### EXERCISE DESCRIPTION
Among the records below, find each line that includes the string "listings" and copy it.

-=-=-

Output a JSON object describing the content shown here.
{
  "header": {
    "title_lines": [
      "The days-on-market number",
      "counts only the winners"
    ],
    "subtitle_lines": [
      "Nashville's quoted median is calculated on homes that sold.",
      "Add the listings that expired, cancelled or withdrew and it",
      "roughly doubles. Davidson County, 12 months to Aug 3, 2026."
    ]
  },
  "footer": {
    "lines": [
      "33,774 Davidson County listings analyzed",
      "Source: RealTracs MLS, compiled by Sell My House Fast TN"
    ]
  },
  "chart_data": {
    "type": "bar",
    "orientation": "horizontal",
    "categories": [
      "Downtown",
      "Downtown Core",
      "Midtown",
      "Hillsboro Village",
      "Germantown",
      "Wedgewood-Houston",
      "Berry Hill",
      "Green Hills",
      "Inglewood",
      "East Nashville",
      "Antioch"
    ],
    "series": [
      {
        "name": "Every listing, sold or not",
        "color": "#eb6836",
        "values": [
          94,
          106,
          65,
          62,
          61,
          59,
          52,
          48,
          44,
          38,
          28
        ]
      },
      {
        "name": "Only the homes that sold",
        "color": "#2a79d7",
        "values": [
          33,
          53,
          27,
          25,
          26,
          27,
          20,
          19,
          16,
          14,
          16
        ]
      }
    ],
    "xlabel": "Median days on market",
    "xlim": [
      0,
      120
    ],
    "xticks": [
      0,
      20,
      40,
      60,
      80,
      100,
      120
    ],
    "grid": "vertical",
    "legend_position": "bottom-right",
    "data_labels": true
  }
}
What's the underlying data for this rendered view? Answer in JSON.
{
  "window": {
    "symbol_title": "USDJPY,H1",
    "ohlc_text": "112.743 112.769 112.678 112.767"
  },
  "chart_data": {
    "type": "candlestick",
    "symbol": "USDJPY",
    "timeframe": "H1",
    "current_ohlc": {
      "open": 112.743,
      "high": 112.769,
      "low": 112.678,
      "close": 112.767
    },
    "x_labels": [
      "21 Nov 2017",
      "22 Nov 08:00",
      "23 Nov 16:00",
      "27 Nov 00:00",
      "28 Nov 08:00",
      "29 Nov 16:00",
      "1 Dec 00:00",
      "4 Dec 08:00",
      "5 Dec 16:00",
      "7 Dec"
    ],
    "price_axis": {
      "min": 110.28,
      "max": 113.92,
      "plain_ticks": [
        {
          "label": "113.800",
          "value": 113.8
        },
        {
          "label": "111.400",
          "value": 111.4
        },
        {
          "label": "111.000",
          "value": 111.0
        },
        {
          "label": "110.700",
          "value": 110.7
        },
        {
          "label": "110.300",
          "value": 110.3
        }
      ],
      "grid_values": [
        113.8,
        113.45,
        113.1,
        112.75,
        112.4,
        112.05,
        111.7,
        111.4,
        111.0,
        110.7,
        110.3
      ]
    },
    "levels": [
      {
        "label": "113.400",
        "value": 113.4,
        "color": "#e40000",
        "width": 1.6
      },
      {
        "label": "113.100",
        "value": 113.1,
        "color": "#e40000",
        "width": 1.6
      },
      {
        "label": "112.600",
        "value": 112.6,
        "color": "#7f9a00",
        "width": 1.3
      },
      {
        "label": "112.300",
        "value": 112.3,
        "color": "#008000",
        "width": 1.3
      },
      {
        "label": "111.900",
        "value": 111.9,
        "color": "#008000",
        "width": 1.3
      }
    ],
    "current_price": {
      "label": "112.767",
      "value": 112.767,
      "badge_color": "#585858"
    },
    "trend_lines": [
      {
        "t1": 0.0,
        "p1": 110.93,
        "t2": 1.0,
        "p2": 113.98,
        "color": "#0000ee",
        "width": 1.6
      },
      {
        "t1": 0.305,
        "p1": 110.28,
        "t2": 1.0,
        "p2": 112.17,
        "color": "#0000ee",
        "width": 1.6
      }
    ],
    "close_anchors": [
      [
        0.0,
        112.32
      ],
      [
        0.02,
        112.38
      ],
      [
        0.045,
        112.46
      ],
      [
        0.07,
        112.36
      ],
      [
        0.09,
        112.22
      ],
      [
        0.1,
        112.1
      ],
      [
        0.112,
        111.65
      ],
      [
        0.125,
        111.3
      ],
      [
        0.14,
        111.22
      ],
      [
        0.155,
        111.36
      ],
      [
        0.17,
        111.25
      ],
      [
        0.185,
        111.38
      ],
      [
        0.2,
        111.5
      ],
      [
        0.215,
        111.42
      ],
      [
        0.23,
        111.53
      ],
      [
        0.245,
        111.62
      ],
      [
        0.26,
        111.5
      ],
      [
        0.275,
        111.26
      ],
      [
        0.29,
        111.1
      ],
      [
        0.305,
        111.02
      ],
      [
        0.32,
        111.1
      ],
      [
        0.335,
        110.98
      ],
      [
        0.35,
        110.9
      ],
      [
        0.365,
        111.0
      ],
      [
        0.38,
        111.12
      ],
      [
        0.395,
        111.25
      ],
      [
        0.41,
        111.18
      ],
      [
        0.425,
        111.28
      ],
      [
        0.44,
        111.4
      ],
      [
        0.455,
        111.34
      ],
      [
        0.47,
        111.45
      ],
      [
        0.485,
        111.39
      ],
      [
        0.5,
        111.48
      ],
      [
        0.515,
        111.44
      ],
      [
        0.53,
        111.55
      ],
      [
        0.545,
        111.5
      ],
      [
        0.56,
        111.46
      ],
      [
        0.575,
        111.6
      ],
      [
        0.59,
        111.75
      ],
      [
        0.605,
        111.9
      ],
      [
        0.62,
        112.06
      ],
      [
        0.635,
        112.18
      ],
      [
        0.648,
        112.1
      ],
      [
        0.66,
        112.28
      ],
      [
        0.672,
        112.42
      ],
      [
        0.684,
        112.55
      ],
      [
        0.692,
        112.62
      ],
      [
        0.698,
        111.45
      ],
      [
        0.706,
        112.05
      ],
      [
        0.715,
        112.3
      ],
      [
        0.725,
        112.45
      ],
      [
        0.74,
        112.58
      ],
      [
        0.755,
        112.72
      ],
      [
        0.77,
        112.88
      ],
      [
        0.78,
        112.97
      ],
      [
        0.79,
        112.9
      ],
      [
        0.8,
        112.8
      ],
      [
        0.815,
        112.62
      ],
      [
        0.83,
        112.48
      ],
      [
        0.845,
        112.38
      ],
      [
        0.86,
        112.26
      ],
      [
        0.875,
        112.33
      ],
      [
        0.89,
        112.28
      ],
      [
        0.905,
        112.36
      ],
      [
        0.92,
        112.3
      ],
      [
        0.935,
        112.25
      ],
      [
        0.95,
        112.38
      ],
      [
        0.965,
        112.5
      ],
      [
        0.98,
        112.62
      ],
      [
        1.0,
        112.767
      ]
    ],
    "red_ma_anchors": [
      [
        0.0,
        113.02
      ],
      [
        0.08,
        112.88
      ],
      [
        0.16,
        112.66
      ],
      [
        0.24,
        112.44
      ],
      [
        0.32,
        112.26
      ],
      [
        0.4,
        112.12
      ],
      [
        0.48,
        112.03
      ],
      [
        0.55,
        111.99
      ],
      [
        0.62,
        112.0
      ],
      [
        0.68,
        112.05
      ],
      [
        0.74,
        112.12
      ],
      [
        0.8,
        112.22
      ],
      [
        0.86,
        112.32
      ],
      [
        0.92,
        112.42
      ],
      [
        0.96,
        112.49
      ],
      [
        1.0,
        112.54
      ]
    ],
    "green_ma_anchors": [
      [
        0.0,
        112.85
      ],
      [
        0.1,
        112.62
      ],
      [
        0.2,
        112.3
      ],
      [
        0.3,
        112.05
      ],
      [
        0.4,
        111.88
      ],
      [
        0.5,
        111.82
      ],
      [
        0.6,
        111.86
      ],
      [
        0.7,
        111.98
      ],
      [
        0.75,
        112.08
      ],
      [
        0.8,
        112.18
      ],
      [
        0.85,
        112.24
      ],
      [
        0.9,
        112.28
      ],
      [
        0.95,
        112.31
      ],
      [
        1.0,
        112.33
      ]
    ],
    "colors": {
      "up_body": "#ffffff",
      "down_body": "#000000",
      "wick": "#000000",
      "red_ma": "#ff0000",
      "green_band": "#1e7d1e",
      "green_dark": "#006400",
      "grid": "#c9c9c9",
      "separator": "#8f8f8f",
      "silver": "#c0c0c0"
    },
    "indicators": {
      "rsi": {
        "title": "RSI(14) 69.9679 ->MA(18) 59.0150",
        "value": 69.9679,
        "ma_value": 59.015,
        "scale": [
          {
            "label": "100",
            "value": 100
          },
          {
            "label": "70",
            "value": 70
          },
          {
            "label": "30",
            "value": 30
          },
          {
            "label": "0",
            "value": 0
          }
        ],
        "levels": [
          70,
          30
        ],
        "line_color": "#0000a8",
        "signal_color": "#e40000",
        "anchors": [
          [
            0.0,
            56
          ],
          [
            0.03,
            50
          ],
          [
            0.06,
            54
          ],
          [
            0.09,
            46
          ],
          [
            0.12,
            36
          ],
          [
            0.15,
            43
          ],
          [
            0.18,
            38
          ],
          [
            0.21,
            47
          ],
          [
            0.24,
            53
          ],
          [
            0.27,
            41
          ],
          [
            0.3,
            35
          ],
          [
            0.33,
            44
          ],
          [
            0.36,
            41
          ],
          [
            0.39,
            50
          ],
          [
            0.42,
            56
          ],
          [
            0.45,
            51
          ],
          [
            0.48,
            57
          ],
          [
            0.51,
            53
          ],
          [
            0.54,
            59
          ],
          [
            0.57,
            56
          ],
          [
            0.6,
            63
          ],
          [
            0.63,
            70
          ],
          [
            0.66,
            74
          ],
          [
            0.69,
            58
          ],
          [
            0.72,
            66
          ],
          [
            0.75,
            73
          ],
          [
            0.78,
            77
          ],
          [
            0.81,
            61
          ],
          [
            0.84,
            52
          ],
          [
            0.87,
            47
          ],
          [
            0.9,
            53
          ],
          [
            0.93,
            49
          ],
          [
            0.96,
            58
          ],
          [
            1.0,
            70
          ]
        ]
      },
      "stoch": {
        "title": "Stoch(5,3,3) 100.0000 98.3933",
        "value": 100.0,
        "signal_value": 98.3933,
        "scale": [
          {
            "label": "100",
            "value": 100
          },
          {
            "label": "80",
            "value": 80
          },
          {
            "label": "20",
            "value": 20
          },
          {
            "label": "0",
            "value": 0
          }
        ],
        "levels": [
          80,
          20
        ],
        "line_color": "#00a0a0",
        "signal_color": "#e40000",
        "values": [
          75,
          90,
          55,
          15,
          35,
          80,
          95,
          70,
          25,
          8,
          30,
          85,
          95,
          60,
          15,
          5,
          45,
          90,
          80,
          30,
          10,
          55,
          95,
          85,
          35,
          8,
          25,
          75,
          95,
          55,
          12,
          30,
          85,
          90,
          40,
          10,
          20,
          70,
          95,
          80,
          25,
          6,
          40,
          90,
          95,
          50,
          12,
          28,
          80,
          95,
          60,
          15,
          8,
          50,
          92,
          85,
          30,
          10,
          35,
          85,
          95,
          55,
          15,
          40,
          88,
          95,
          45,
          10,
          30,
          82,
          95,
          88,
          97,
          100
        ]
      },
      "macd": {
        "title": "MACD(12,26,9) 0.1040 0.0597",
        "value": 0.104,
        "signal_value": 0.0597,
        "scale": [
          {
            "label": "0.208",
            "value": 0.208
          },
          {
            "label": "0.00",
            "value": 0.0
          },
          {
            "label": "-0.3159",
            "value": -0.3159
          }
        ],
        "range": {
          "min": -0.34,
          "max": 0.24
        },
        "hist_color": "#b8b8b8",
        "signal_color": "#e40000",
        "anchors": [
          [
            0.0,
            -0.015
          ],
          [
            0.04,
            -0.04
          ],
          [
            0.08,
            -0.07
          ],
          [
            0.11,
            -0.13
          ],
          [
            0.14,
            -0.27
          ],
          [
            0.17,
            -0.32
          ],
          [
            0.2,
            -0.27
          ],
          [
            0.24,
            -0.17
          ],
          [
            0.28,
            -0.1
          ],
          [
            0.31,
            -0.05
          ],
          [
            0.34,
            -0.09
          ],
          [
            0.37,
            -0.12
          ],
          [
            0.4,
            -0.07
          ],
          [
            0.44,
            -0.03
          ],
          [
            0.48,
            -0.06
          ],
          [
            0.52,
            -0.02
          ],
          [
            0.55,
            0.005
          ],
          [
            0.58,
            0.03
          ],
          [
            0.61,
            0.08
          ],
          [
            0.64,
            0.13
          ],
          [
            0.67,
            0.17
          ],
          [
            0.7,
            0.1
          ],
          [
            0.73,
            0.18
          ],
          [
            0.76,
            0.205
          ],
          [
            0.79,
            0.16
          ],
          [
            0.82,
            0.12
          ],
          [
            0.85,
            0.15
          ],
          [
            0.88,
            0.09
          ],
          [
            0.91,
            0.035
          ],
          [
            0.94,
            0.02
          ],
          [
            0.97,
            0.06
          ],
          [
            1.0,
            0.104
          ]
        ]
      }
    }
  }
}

-=-=-

### WRITTEN RESPONSE
      "Add the listings that expired, cancelled or withdrew and it",
      "33,774 Davidson County listings analyzed",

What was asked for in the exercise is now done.